Exercise prompt:
Write out all of the entries exactly, please.

Figure contents as structured data
----------

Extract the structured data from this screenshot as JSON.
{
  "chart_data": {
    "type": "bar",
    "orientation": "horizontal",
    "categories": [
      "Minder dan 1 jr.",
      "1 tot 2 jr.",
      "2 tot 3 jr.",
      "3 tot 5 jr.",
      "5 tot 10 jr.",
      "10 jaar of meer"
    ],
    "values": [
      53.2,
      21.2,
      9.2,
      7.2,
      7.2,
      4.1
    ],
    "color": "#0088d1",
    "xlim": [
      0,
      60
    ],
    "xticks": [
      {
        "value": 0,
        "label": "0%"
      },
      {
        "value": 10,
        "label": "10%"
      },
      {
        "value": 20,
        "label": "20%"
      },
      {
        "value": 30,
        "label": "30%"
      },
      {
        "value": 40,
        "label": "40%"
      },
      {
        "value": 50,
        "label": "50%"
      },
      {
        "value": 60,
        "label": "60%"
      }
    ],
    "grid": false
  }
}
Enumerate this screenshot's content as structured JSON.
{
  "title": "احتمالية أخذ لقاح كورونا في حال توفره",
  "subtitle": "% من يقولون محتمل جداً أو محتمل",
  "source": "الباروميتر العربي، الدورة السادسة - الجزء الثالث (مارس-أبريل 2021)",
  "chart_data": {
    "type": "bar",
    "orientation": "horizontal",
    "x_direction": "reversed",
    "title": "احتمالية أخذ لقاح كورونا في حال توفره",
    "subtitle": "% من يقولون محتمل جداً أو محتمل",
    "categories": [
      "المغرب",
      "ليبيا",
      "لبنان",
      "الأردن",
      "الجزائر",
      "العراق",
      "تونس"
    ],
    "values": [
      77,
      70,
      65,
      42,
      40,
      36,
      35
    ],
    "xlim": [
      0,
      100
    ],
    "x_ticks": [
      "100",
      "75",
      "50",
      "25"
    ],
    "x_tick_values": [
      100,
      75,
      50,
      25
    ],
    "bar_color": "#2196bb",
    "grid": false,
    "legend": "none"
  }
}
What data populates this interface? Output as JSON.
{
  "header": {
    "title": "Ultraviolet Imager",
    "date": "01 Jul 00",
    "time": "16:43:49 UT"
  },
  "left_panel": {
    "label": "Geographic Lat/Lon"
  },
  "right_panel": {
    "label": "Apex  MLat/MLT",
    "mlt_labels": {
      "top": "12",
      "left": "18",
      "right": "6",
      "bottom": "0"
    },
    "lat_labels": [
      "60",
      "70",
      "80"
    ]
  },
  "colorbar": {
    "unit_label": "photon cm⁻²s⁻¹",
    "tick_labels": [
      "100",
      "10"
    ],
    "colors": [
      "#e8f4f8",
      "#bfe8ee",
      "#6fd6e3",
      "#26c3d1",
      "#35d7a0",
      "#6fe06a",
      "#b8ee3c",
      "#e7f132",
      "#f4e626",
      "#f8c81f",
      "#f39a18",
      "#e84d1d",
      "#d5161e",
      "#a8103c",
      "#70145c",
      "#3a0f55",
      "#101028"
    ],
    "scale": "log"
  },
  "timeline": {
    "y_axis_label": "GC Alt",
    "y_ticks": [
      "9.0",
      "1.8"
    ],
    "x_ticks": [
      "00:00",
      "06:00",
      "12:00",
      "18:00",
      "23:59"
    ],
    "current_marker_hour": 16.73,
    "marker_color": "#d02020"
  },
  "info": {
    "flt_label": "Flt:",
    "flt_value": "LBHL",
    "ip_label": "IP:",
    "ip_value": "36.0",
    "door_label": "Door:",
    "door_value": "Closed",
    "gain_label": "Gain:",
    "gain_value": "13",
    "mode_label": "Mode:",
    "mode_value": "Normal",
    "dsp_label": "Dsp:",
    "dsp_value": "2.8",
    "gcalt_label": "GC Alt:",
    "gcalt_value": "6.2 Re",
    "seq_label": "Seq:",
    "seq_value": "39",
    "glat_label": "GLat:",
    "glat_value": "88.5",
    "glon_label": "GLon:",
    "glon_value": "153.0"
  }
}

----------

Output:
Extract the structured data from this screenshot as JSON.
{
  "chart_data": {
    "type": "bar",
    "orientation": "horizontal",
    "categories": [
      "Minder dan 1 jr.",
      "1 tot 2 jr.",
      "2 tot 3 jr.",
      "3 tot 5 jr.",
      "5 tot 10 jr.",
      "10 jaar of meer"
    ],
    "values": [
      53.2,
      21.2,
      9.2,
      7.2,
      7.2,
      4.1
    ],
    "color": "#0088d1",
    "xlim": [
      0,
      60
    ],
    "xticks": [
      {
        "value": 0,
        "label": "0%"
      },
      {
        "value": 10,
        "label": "10%"
      },
      {
        "value": 20,
        "label": "20%"
      },
      {
        "value": 30,
        "label": "30%"
      },
      {
        "value": 40,
        "label": "40%"
      },
      {
        "value": 50,
        "label": "50%"
      },
      {
        "value": 60,
        "label": "60%"
      }
    ],
    "grid": false
  }
}
Enumerate this screenshot's content as structured JSON.
{
  "title": "احتمالية أخذ لقاح كورونا في حال توفره",
  "subtitle": "% من يقولون محتمل جداً أو محتمل",
  "source": "الباروميتر العربي، الدورة السادسة - الجزء الثالث (مارس-أبريل 2021)",
  "chart_data": {
    "type": "bar",
    "orientation": "horizontal",
    "x_direction": "reversed",
    "title": "احتمالية أخذ لقاح كورونا في حال توفره",
    "subtitle": "% من يقولون محتمل جداً أو محتمل",
    "categories": [
      "المغرب",
      "ليبيا",
      "لبنان",
      "الأردن",
      "الجزائر",
      "العراق",
      "تونس"
    ],
    "values": [
      77,
      70,
      65,
      42,
      40,
      36,
      35
    ],
    "xlim": [
      0,
      100
    ],
    "x_ticks": [
      "100",
      "75",
      "50",
      "25"
    ],
    "x_tick_values": [
      100,
      75,
      50,
      25
    ],
    "bar_color": "#2196bb",
    "grid": false,
    "legend": "none"
  }
}
What data populates this interface? Output as JSON.
{
  "header": {
    "title": "Ultraviolet Imager",
    "date": "01 Jul 00",
    "time": "16:43:49 UT"
  },
  "left_panel": {
    "label": "Geographic Lat/Lon"
  },
  "right_panel": {
    "label": "Apex  MLat/MLT",
    "mlt_labels": {
      "top": "12",
      "left": "18",
      "right": "6",
      "bottom": "0"
    },
    "lat_labels": [
      "60",
      "70",
      "80"
    ]
  },
  "colorbar": {
    "unit_label": "photon cm⁻²s⁻¹",
    "tick_labels": [
      "100",
      "10"
    ],
    "colors": [
      "#e8f4f8",
      "#bfe8ee",
      "#6fd6e3",
      "#26c3d1",
      "#35d7a0",
      "#6fe06a",
      "#b8ee3c",
      "#e7f132",
      "#f4e626",
      "#f8c81f",
      "#f39a18",
      "#e84d1d",
      "#d5161e",
      "#a8103c",
      "#70145c",
      "#3a0f55",
      "#101028"
    ],
    "scale": "log"
  },
  "timeline": {
    "y_axis_label": "GC Alt",
    "y_ticks": [
      "9.0",
      "1.8"
    ],
    "x_ticks": [
      "00:00",
      "06:00",
      "12:00",
      "18:00",
      "23:59"
    ],
    "current_marker_hour": 16.73,
    "marker_color": "#d02020"
  },
  "info": {
    "flt_label": "Flt:",
    "flt_value": "LBHL",
    "ip_label": "IP:",
    "ip_value": "36.0",
    "door_label": "Door:",
    "door_value": "Closed",
    "gain_label": "Gain:",
    "gain_value": "13",
    "mode_label": "Mode:",
    "mode_value": "Normal",
    "dsp_label": "Dsp:",
    "dsp_value": "2.8",
    "gcalt_label": "GC Alt:",
    "gcalt_value": "6.2 Re",
    "seq_label": "Seq:",
    "seq_value": "39",
    "glat_label": "GLat:",
    "glat_value": "88.5",
    "glon_label": "GLon:",
    "glon_value": "153.0"
  }
}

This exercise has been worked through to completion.